■ Directions ■
Output exactly, please, the lines of the records below from the one containing "Transcribe this chart's" through the final line.

[START Records for this exercise]

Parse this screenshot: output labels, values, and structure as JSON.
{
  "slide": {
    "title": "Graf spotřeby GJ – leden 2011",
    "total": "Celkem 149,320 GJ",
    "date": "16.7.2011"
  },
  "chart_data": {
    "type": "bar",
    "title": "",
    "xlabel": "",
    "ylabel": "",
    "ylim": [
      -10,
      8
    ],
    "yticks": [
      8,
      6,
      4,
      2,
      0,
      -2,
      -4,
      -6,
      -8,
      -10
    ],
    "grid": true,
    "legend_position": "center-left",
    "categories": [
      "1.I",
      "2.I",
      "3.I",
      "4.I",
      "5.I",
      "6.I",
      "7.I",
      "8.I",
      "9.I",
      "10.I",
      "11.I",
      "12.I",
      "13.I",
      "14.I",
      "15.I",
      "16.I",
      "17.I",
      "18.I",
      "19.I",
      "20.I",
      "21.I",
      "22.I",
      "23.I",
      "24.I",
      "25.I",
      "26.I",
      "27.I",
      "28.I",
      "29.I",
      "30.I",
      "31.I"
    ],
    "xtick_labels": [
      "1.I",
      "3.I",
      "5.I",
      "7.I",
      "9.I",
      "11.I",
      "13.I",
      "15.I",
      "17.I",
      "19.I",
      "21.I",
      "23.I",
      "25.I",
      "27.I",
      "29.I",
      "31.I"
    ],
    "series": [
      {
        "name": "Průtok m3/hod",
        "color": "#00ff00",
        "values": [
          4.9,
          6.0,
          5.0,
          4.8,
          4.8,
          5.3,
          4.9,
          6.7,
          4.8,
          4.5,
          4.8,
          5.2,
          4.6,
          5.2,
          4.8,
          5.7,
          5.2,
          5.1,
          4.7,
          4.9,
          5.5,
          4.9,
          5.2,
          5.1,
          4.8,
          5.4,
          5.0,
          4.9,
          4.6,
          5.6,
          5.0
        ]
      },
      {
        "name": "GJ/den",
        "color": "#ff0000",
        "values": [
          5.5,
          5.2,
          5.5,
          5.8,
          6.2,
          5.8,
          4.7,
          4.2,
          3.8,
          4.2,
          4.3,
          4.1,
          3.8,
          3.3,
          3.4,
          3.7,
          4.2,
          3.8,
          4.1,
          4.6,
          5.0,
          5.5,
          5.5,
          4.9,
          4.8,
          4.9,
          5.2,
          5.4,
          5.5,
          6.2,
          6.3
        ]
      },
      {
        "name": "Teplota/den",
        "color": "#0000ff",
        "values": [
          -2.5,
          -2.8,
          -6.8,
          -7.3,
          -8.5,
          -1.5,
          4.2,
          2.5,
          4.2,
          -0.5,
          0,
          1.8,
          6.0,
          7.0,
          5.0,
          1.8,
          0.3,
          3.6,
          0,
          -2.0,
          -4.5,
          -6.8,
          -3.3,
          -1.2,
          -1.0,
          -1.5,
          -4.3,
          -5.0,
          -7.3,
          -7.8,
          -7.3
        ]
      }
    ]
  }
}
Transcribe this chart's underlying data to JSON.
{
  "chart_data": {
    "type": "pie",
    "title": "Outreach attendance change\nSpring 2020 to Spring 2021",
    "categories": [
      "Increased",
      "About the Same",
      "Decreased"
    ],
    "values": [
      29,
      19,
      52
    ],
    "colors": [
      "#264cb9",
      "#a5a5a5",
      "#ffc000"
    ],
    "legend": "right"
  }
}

[END Records for this exercise]

■ Output below ■
Transcribe this chart's underlying data to JSON.
{
  "chart_data": {
    "type": "pie",
    "title": "Outreach attendance change\nSpring 2020 to Spring 2021",
    "categories": [
      "Increased",
      "About the Same",
      "Decreased"
    ],
    "values": [
      29,
      19,
      52
    ],
    "colors": [
      "#264cb9",
      "#a5a5a5",
      "#ffc000"
    ],
    "legend": "right"
  }
}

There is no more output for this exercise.